What is being asked — Please write out the material below exactly as given.

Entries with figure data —

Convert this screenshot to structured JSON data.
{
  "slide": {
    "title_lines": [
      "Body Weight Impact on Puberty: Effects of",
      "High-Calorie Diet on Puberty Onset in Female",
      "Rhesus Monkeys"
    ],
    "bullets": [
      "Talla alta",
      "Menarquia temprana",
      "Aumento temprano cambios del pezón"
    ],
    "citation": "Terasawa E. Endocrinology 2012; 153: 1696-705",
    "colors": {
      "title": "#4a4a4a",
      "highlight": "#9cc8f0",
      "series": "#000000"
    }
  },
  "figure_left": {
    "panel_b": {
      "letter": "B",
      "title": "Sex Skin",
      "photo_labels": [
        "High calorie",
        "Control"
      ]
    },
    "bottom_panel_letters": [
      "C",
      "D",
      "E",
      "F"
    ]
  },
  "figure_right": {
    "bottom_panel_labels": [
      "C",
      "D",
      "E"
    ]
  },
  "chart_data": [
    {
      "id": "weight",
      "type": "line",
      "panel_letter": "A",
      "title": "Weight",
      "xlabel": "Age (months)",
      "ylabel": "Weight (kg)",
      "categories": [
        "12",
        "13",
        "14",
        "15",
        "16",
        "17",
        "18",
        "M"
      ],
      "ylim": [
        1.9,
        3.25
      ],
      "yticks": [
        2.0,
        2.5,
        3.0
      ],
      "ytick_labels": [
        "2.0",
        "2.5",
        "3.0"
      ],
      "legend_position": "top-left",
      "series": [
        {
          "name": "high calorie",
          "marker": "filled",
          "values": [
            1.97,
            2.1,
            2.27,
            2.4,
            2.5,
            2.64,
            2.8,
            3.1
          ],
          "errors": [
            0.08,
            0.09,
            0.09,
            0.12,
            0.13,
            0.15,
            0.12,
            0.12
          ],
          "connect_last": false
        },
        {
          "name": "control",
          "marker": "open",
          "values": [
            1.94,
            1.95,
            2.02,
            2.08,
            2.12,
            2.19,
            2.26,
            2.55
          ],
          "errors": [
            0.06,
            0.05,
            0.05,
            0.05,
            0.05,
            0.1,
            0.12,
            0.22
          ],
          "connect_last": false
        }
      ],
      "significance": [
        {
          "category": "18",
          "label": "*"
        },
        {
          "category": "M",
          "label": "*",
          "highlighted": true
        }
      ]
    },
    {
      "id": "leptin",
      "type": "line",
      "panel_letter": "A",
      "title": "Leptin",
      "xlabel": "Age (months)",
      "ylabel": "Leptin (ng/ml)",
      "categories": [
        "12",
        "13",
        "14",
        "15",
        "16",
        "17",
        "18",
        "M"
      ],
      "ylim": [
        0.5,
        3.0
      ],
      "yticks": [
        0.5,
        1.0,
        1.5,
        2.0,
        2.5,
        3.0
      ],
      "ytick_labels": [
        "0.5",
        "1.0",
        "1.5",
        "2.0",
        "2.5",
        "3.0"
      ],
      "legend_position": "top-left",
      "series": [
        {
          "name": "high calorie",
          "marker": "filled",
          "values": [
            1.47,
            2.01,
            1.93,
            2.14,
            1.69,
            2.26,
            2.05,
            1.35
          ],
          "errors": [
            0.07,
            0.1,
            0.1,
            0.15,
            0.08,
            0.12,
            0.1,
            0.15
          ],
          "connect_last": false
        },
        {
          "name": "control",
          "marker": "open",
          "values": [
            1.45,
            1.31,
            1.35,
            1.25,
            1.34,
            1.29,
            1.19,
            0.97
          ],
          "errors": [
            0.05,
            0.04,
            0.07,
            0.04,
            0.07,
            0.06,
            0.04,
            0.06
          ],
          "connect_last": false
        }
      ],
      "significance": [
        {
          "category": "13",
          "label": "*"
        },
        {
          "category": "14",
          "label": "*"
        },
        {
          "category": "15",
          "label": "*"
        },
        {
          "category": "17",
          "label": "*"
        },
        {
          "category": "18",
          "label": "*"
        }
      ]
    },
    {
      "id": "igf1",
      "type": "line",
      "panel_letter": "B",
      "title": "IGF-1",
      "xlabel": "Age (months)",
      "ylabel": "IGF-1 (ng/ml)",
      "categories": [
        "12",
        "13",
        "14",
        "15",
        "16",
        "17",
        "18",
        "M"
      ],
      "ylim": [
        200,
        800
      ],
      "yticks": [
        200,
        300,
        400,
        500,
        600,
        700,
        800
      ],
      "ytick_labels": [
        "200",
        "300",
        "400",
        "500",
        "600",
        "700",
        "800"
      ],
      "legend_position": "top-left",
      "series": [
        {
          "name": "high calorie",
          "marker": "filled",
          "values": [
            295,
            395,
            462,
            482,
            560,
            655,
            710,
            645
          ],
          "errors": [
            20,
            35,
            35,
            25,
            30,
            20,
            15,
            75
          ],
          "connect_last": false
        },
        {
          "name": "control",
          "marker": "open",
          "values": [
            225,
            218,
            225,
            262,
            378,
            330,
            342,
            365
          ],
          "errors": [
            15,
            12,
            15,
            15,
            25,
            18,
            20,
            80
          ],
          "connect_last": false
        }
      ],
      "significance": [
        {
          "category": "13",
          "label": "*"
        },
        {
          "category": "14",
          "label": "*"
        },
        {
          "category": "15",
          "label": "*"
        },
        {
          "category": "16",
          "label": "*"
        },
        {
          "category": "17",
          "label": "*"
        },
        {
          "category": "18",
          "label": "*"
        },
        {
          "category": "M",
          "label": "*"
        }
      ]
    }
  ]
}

Answer to this task —
Convert this screenshot to structured JSON data.
{
  "slide": {
    "title_lines": [
      "Body Weight Impact on Puberty: Effects of",
      "High-Calorie Diet on Puberty Onset in Female",
      "Rhesus Monkeys"
    ],
    "bullets": [
      "Talla alta",
      "Menarquia temprana",
      "Aumento temprano cambios del pezón"
    ],
    "citation": "Terasawa E. Endocrinology 2012; 153: 1696-705",
    "colors": {
      "title": "#4a4a4a",
      "highlight": "#9cc8f0",
      "series": "#000000"
    }
  },
  "figure_left": {
    "panel_b": {
      "letter": "B",
      "title": "Sex Skin",
      "photo_labels": [
        "High calorie",
        "Control"
      ]
    },
    "bottom_panel_letters": [
      "C",
      "D",
      "E",
      "F"
    ]
  },
  "figure_right": {
    "bottom_panel_labels": [
      "C",
      "D",
      "E"
    ]
  },
  "chart_data": [
    {
      "id": "weight",
      "type": "line",
      "panel_letter": "A",
      "title": "Weight",
      "xlabel": "Age (months)",
      "ylabel": "Weight (kg)",
      "categories": [
        "12",
        "13",
        "14",
        "15",
        "16",
        "17",
        "18",
        "M"
      ],
      "ylim": [
        1.9,
        3.25
      ],
      "yticks": [
        2.0,
        2.5,
        3.0
      ],
      "ytick_labels": [
        "2.0",
        "2.5",
        "3.0"
      ],
      "legend_position": "top-left",
      "series": [
        {
          "name": "high calorie",
          "marker": "filled",
          "values": [
            1.97,
            2.1,
            2.27,
            2.4,
            2.5,
            2.64,
            2.8,
            3.1
          ],
          "errors": [
            0.08,
            0.09,
            0.09,
            0.12,
            0.13,
            0.15,
            0.12,
            0.12
          ],
          "connect_last": false
        },
        {
          "name": "control",
          "marker": "open",
          "values": [
            1.94,
            1.95,
            2.02,
            2.08,
            2.12,
            2.19,
            2.26,
            2.55
          ],
          "errors": [
            0.06,
            0.05,
            0.05,
            0.05,
            0.05,
            0.1,
            0.12,
            0.22
          ],
          "connect_last": false
        }
      ],
      "significance": [
        {
          "category": "18",
          "label": "*"
        },
        {
          "category": "M",
          "label": "*",
          "highlighted": true
        }
      ]
    },
    {
      "id": "leptin",
      "type": "line",
      "panel_letter": "A",
      "title": "Leptin",
      "xlabel": "Age (months)",
      "ylabel": "Leptin (ng/ml)",
      "categories": [
        "12",
        "13",
        "14",
        "15",
        "16",
        "17",
        "18",
        "M"
      ],
      "ylim": [
        0.5,
        3.0
      ],
      "yticks": [
        0.5,
        1.0,
        1.5,
        2.0,
        2.5,
        3.0
      ],
      "ytick_labels": [
        "0.5",
        "1.0",
        "1.5",
        "2.0",
        "2.5",
        "3.0"
      ],
      "legend_position": "top-left",
      "series": [
        {
          "name": "high calorie",
          "marker": "filled",
          "values": [
            1.47,
            2.01,
            1.93,
            2.14,
            1.69,
            2.26,
            2.05,
            1.35
          ],
          "errors": [
            0.07,
            0.1,
            0.1,
            0.15,
            0.08,
            0.12,
            0.1,
            0.15
          ],
          "connect_last": false
        },
        {
          "name": "control",
          "marker": "open",
          "values": [
            1.45,
            1.31,
            1.35,
            1.25,
            1.34,
            1.29,
            1.19,
            0.97
          ],
          "errors": [
            0.05,
            0.04,
            0.07,
            0.04,
            0.07,
            0.06,
            0.04,
            0.06
          ],
          "connect_last": false
        }
      ],
      "significance": [
        {
          "category": "13",
          "label": "*"
        },
        {
          "category": "14",
          "label": "*"
        },
        {
          "category": "15",
          "label": "*"
        },
        {
          "category": "17",
          "label": "*"
        },
        {
          "category": "18",
          "label": "*"
        }
      ]
    },
    {
      "id": "igf1",
      "type": "line",
      "panel_letter": "B",
      "title": "IGF-1",
      "xlabel": "Age (months)",
      "ylabel": "IGF-1 (ng/ml)",
      "categories": [
        "12",
        "13",
        "14",
        "15",
        "16",
        "17",
        "18",
        "M"
      ],
      "ylim": [
        200,
        800
      ],
      "yticks": [
        200,
        300,
        400,
        500,
        600,
        700,
        800
      ],
      "ytick_labels": [
        "200",
        "300",
        "400",
        "500",
        "600",
        "700",
        "800"
      ],
      "legend_position": "top-left",
      "series": [
        {
          "name": "high calorie",
          "marker": "filled",
          "values": [
            295,
            395,
            462,
            482,
            560,
            655,
            710,
            645
          ],
          "errors": [
            20,
            35,
            35,
            25,
            30,
            20,
            15,
            75
          ],
          "connect_last": false
        },
        {
          "name": "control",
          "marker": "open",
          "values": [
            225,
            218,
            225,
            262,
            378,
            330,
            342,
            365
          ],
          "errors": [
            15,
            12,
            15,
            15,
            25,
            18,
            20,
            80
          ],
          "connect_last": false
        }
      ],
      "significance": [
        {
          "category": "13",
          "label": "*"
        },
        {
          "category": "14",
          "label": "*"
        },
        {
          "category": "15",
          "label": "*"
        },
        {
          "category": "16",
          "label": "*"
        },
        {
          "category": "17",
          "label": "*"
        },
        {
          "category": "18",
          "label": "*"
        },
        {
          "category": "M",
          "label": "*"
        }
      ]
    }
  ]
}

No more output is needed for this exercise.